[Task prompt]
Search the material below for the string "JSON" and list each line that holds it.

[Material for the task]

++++++++++

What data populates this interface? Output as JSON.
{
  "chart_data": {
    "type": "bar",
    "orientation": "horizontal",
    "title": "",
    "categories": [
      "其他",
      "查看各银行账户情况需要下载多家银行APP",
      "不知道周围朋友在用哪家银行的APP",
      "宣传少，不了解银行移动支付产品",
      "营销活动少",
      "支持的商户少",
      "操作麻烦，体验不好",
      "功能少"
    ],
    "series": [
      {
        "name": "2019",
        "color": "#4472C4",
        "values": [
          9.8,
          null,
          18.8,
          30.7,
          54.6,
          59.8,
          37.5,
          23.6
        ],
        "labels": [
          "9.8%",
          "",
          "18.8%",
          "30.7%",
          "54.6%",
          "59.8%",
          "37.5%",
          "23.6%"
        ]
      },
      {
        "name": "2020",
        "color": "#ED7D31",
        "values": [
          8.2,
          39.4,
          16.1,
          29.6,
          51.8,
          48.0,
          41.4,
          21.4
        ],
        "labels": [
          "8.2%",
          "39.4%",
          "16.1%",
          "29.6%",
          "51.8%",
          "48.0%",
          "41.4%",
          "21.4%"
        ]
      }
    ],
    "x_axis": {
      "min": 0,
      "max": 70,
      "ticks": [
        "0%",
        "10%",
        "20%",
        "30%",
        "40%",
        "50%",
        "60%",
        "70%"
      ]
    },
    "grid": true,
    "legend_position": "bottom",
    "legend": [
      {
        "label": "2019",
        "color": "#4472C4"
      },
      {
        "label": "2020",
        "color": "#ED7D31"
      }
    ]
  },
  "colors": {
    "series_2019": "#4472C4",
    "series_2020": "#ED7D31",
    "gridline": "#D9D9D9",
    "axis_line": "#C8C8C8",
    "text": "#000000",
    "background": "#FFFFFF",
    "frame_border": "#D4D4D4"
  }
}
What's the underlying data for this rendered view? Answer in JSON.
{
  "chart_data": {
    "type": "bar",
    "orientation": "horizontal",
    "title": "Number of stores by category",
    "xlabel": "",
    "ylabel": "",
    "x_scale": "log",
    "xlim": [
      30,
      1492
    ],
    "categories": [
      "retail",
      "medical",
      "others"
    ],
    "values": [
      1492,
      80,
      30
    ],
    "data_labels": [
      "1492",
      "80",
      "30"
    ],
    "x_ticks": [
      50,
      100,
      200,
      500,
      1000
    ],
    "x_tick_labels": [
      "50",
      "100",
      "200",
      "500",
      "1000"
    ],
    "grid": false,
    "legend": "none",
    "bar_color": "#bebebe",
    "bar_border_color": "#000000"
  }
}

++++++++++

[Written answer]
What data populates this interface? Output as JSON.
What's the underlying data for this rendered view? Answer in JSON.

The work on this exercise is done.